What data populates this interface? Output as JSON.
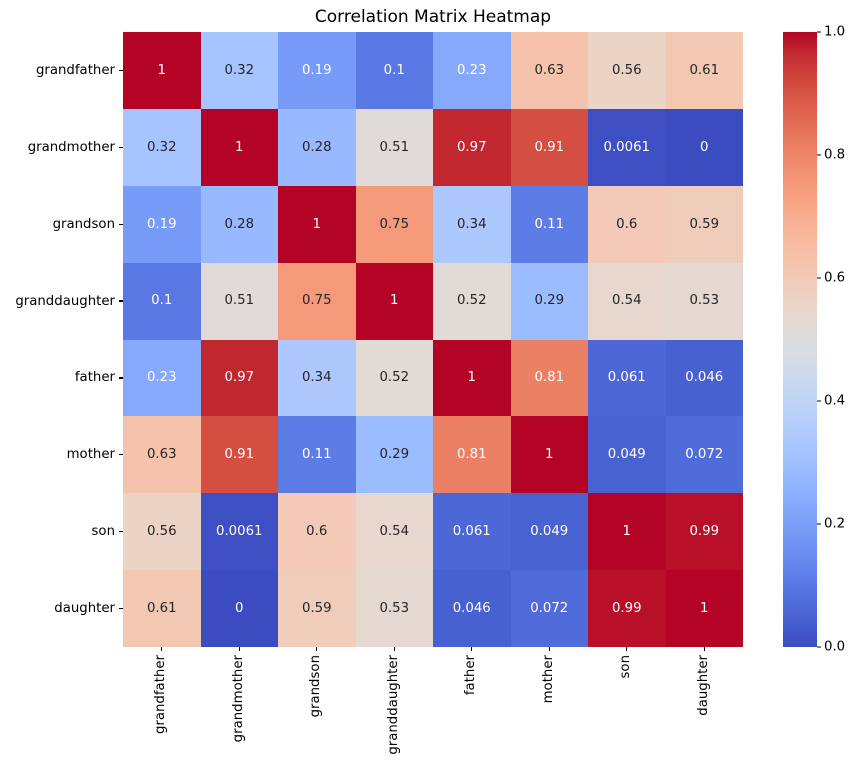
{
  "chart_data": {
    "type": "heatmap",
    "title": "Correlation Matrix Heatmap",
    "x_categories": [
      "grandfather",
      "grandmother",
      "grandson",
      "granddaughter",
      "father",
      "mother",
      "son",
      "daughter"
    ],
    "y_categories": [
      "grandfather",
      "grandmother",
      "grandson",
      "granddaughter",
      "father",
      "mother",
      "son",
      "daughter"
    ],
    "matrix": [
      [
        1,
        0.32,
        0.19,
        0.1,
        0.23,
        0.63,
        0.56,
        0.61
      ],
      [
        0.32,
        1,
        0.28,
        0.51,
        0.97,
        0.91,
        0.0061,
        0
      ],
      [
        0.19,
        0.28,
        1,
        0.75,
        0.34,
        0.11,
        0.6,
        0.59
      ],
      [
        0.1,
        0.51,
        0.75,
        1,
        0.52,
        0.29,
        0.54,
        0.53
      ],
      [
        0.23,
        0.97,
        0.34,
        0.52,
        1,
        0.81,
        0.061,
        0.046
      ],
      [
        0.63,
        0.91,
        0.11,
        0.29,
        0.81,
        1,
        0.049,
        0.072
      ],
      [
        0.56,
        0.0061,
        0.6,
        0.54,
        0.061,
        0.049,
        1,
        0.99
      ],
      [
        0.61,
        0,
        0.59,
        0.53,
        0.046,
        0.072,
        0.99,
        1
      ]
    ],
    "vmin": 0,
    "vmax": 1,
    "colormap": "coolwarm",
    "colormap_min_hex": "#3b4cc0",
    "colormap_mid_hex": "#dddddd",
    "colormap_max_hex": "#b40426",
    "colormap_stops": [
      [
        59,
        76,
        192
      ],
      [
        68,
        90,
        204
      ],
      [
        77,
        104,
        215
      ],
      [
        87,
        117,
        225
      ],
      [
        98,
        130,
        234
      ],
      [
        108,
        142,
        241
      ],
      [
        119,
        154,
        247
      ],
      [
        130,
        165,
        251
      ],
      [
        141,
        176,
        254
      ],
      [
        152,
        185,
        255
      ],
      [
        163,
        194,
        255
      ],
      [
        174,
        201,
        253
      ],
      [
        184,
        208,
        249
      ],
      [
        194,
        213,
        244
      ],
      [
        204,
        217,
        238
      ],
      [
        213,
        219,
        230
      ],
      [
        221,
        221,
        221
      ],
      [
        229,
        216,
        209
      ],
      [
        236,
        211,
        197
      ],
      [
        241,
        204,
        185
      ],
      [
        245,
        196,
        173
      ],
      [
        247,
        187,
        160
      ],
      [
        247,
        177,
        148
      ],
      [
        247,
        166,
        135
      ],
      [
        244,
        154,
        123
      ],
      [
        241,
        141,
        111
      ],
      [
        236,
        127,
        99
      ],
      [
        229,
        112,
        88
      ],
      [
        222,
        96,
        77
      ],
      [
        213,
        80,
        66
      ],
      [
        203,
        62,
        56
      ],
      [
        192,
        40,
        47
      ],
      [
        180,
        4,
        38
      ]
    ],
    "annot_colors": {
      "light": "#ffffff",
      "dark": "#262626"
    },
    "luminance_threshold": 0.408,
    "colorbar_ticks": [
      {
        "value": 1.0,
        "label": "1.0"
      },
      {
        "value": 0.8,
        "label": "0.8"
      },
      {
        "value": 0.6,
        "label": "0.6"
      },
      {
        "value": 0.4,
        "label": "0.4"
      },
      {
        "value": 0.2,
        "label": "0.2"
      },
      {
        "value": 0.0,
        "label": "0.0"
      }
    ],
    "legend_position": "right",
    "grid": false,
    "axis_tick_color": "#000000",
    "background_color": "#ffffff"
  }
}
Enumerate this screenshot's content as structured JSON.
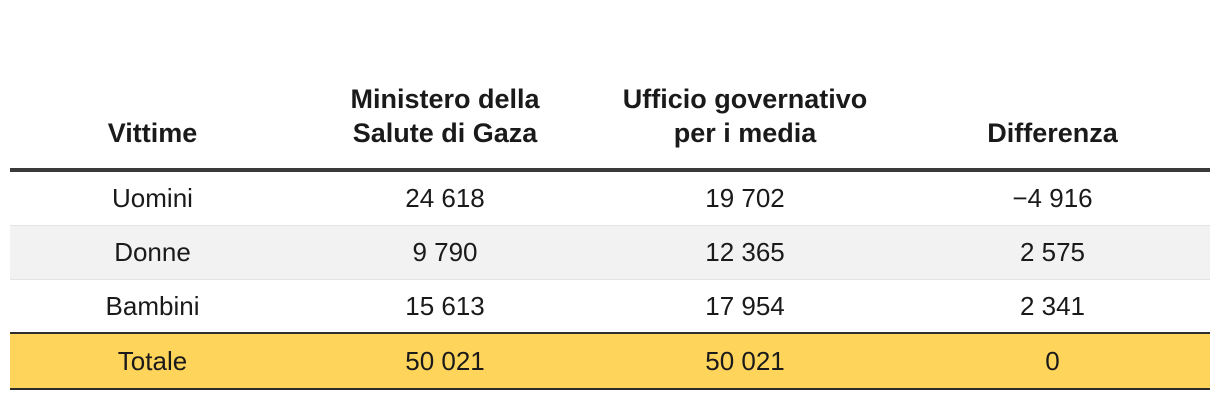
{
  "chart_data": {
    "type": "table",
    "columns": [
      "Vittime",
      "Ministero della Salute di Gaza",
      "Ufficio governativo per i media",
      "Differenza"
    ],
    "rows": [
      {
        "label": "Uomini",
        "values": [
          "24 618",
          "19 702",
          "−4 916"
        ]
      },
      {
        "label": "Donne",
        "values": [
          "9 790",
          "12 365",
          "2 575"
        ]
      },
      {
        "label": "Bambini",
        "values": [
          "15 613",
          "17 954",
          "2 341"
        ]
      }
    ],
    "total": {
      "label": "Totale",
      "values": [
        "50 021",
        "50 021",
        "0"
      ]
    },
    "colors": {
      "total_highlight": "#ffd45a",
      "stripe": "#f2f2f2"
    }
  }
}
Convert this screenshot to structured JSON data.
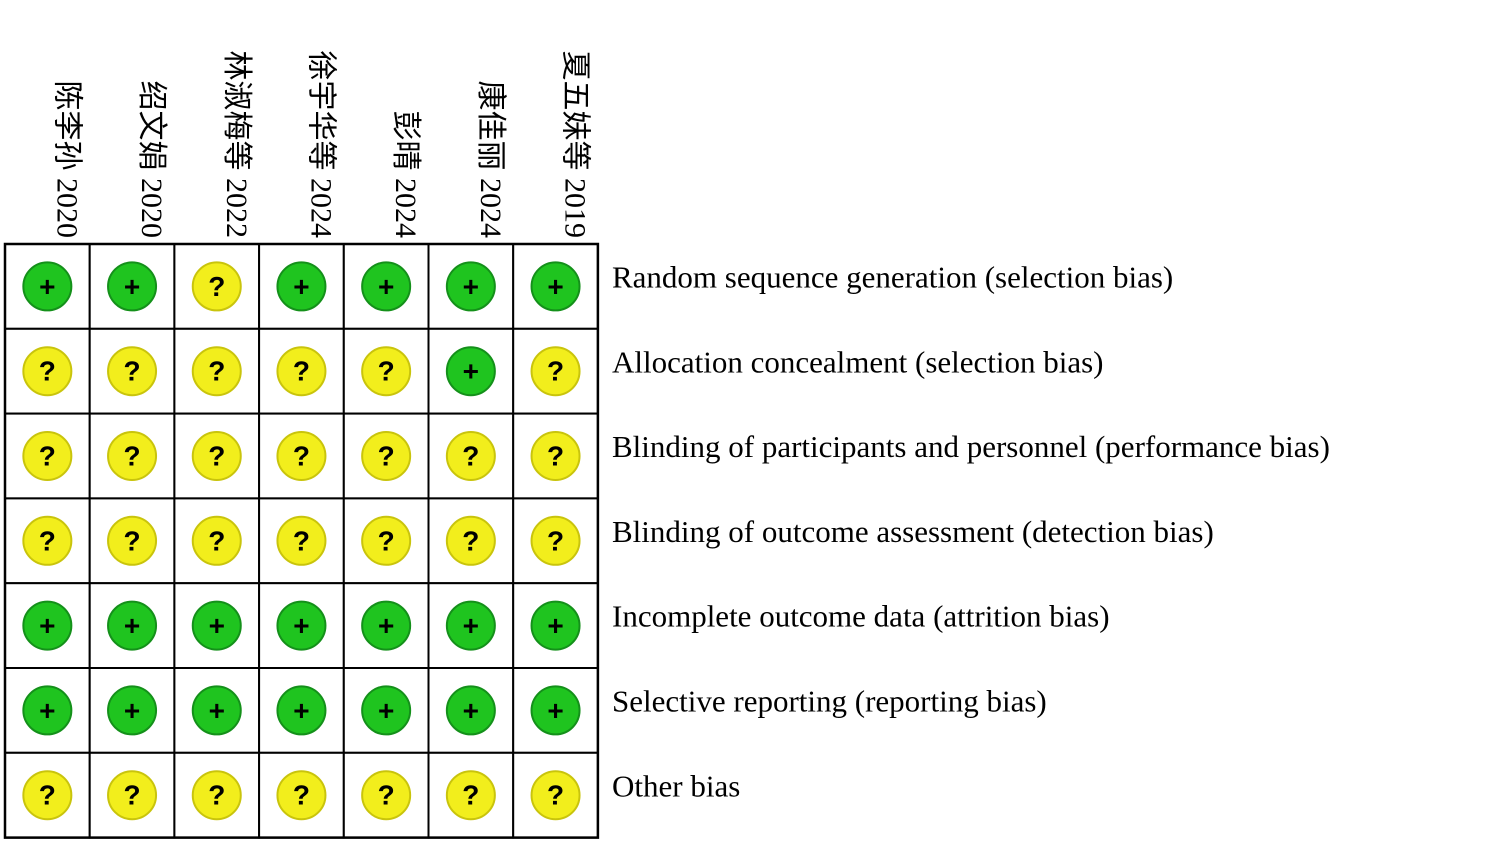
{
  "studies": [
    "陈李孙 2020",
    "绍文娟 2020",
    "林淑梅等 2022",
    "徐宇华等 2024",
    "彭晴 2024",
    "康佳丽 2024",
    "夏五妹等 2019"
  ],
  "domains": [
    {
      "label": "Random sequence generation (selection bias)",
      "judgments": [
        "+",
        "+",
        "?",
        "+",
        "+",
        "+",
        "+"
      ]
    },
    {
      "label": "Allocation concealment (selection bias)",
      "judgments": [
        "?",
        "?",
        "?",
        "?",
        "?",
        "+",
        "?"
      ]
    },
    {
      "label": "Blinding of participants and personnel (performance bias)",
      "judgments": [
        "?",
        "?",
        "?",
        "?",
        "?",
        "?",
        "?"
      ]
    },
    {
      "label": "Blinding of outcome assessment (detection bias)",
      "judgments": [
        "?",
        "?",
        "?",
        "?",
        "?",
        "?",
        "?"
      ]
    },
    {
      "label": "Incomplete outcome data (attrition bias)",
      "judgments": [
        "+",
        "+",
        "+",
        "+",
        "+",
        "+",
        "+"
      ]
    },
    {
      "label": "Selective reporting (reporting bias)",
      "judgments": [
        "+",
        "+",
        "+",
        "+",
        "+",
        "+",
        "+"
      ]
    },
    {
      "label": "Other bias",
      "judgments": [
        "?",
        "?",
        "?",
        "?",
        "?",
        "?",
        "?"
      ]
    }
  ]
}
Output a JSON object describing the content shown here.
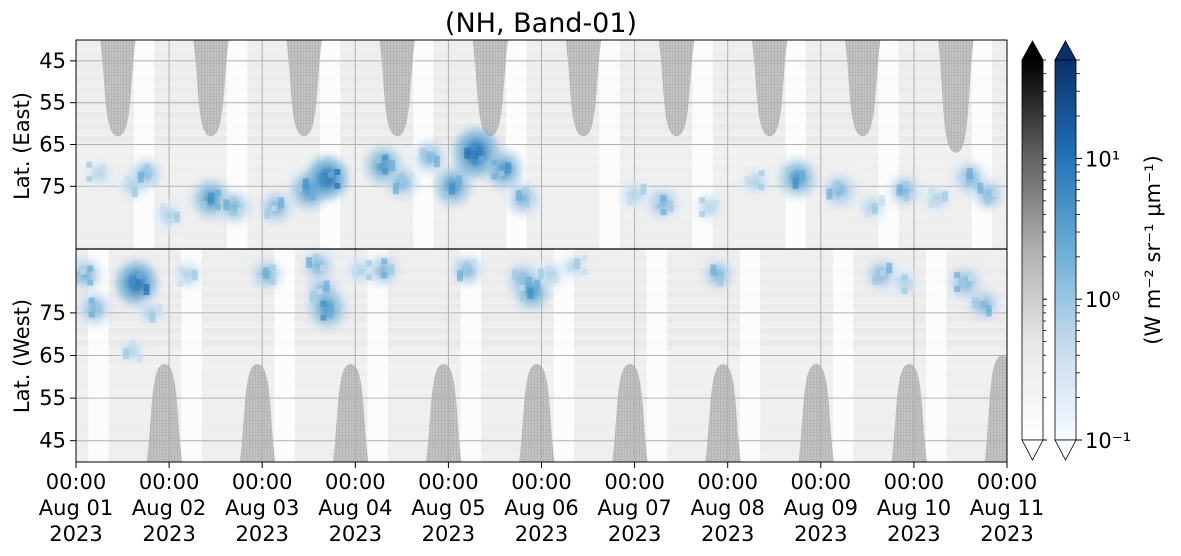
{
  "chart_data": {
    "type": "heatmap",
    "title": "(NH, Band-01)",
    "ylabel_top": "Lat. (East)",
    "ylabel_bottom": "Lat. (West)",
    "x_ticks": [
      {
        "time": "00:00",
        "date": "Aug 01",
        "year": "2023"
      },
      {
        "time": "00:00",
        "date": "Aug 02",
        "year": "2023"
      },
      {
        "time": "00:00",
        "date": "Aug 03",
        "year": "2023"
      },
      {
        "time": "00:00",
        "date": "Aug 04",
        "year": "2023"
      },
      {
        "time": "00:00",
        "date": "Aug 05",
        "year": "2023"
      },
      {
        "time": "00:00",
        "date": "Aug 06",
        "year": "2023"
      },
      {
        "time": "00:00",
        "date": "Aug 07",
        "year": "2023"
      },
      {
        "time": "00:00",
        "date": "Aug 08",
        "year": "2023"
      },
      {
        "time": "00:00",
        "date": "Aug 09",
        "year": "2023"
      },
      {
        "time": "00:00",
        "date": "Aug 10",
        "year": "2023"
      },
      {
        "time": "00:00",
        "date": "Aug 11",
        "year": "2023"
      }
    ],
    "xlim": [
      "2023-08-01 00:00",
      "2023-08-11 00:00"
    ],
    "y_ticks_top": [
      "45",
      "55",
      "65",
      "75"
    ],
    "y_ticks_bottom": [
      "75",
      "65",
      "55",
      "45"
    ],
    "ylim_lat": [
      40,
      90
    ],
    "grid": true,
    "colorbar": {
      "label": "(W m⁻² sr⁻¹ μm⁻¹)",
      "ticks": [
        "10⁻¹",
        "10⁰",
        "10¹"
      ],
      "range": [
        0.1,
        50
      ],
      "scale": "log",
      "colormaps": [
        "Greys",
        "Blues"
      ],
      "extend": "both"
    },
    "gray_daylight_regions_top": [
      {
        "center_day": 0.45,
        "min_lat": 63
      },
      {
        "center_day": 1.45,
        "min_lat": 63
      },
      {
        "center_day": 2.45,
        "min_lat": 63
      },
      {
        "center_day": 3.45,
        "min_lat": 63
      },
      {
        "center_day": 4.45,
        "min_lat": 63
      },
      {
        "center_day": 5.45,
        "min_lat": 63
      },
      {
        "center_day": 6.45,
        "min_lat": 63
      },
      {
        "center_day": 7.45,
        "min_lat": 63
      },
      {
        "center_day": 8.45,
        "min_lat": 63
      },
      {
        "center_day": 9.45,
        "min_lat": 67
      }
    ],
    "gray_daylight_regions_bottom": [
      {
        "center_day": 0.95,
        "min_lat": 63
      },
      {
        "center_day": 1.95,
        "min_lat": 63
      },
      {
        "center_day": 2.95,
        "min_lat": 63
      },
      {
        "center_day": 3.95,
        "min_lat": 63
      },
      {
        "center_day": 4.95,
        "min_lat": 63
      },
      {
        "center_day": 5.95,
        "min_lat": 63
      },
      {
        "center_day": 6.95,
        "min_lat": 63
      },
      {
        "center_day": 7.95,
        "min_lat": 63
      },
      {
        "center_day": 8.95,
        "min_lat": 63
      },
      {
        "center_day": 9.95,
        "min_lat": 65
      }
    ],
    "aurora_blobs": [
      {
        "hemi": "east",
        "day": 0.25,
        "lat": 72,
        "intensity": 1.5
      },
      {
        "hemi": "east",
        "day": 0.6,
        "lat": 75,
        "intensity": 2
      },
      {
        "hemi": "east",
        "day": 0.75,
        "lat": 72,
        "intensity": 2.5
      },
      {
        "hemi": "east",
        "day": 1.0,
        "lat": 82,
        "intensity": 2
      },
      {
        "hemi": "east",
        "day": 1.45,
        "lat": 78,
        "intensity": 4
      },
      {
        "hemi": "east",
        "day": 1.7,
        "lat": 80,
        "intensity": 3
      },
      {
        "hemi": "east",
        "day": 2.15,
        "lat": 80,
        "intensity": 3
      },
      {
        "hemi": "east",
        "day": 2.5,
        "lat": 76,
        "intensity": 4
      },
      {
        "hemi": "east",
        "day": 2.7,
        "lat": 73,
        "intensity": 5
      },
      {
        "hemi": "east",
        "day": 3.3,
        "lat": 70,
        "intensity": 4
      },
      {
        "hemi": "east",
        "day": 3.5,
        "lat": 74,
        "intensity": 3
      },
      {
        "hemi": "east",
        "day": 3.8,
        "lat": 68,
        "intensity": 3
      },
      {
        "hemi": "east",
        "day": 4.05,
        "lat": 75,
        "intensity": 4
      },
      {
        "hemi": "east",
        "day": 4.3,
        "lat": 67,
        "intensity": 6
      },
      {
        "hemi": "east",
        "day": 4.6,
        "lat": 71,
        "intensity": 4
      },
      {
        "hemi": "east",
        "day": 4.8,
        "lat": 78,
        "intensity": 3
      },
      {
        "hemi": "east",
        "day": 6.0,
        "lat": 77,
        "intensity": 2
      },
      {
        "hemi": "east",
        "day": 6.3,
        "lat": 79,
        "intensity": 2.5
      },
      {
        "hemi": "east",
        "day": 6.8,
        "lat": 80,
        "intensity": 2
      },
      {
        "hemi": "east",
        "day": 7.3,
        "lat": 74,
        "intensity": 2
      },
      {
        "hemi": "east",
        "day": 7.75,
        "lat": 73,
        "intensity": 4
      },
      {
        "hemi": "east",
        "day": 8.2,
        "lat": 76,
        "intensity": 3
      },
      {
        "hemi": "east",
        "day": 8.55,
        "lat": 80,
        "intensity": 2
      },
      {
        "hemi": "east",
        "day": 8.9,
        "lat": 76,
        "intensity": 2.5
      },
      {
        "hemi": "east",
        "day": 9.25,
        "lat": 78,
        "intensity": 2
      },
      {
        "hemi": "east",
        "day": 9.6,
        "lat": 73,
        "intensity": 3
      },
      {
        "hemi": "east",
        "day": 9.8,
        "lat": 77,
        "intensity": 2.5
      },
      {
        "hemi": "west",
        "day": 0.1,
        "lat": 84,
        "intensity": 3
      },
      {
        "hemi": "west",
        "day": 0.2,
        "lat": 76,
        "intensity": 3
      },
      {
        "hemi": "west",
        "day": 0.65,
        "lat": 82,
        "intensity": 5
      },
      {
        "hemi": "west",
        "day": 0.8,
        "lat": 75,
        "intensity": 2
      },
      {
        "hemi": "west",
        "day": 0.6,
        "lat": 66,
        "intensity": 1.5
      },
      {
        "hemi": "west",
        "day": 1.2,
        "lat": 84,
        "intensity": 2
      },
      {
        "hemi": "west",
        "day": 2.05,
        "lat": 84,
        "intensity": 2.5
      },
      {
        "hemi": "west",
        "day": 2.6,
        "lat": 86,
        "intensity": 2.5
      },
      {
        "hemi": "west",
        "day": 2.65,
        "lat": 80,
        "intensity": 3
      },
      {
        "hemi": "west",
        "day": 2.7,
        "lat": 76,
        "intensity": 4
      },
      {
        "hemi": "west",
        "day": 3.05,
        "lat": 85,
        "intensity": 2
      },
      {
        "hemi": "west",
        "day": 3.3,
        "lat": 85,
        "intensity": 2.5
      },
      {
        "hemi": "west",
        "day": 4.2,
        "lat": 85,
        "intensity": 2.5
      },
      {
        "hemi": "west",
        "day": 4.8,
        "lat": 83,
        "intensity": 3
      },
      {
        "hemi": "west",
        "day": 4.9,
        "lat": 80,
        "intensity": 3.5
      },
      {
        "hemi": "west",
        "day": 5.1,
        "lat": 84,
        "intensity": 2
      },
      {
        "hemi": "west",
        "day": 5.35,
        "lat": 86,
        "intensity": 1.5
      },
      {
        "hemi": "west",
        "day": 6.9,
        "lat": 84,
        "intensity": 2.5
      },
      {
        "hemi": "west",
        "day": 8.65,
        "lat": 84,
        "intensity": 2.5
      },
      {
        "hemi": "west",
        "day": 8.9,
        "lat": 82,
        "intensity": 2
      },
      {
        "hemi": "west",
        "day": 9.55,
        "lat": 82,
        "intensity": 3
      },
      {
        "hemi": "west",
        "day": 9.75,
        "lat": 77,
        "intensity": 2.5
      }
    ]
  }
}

## Task brief
Show all lines from the listing above in which "content" appears.

## Task response
Enumerate this screenshot's content as structured JSON.
Output a JSON object describing the content shown here.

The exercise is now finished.